Write out again only the lines between the one with "Read this page and output its text content." and the end of the records below, both ends counted, and don't include the pictures.
+---+
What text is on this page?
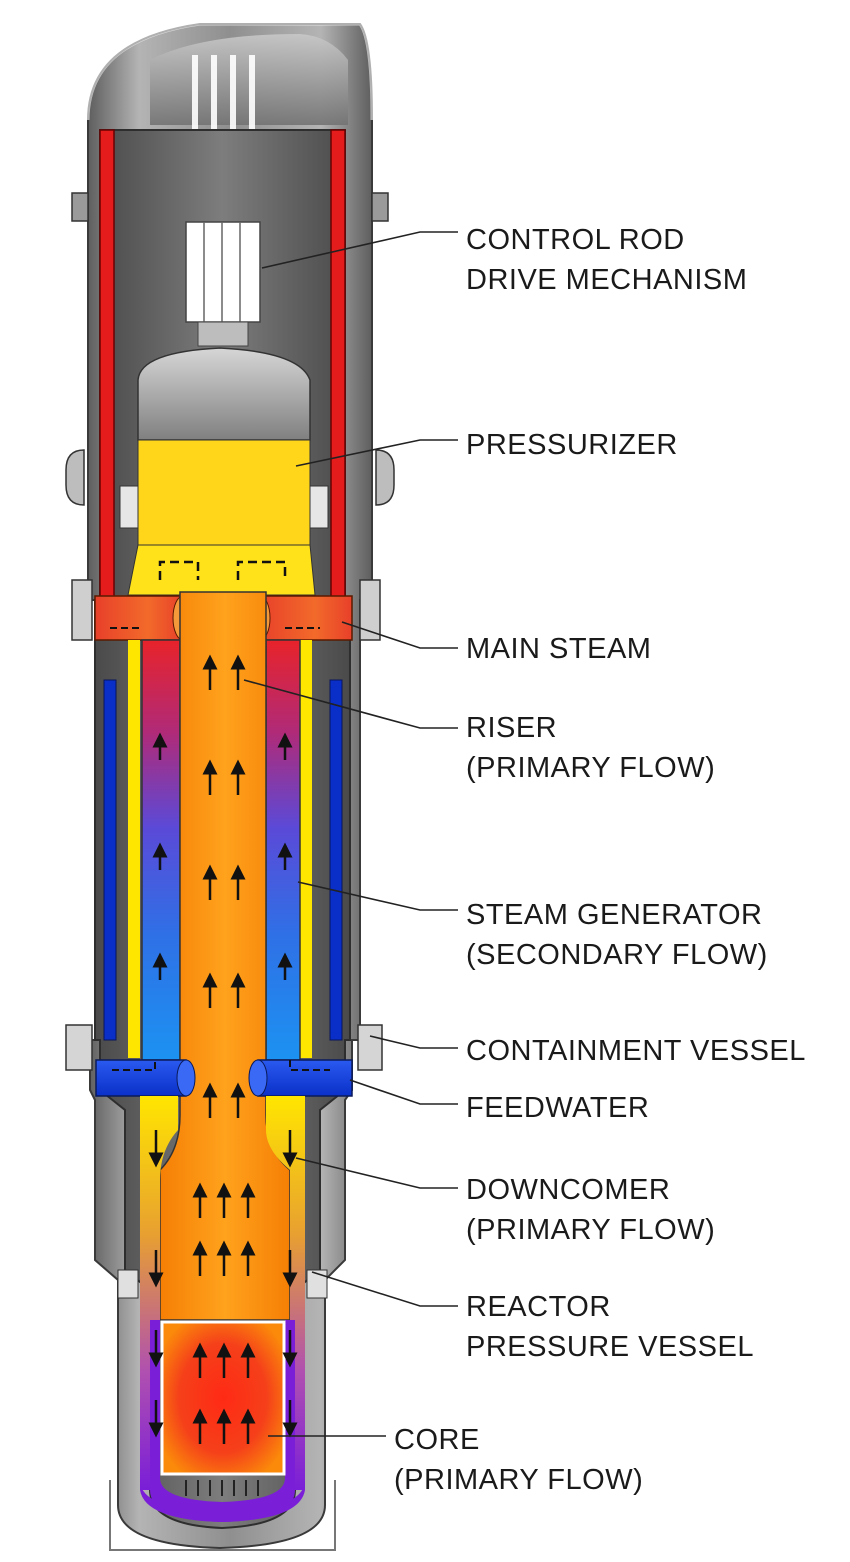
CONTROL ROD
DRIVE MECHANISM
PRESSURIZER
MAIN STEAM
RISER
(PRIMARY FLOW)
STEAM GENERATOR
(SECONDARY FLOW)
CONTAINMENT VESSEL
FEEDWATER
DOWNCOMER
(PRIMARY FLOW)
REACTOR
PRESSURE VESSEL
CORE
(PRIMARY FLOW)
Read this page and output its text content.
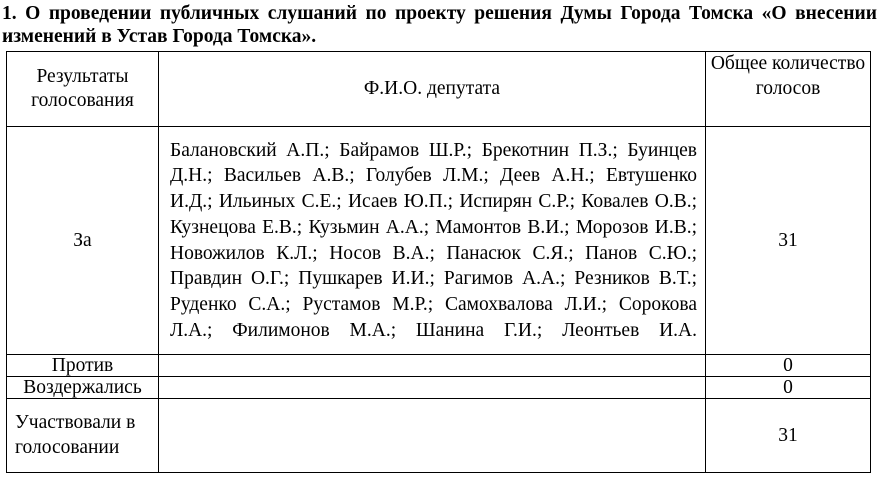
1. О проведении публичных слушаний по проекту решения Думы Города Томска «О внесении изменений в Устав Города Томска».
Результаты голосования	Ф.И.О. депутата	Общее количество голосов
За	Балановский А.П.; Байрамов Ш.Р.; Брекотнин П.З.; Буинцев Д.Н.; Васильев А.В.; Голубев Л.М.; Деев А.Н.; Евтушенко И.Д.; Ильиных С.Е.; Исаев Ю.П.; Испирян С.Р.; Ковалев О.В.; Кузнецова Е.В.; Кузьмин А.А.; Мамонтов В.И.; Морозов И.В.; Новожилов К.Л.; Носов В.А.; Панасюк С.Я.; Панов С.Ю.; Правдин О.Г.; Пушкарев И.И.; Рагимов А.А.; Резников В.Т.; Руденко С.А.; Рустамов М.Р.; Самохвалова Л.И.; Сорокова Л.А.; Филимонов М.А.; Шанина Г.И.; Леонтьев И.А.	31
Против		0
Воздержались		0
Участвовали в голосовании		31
+---+
THE SOLUTION:
Read this page and output its text content.
1. О проведении публичных слушаний по проекту решения Думы Города Томска «О внесении изменений в Устав Города Томска».
Результаты голосования	Ф.И.О. депутата	Общее количество голосов
За	Балановский А.П.; Байрамов Ш.Р.; Брекотнин П.З.; Буинцев Д.Н.; Васильев А.В.; Голубев Л.М.; Деев А.Н.; Евтушенко И.Д.; Ильиных С.Е.; Исаев Ю.П.; Испирян С.Р.; Ковалев О.В.; Кузнецова Е.В.; Кузьмин А.А.; Мамонтов В.И.; Морозов И.В.; Новожилов К.Л.; Носов В.А.; Панасюк С.Я.; Панов С.Ю.; Правдин О.Г.; Пушкарев И.И.; Рагимов А.А.; Резников В.Т.; Руденко С.А.; Рустамов М.Р.; Самохвалова Л.И.; Сорокова Л.А.; Филимонов М.А.; Шанина Г.И.; Леонтьев И.А.	31
Против		0
Воздержались		0
Участвовали в голосовании		31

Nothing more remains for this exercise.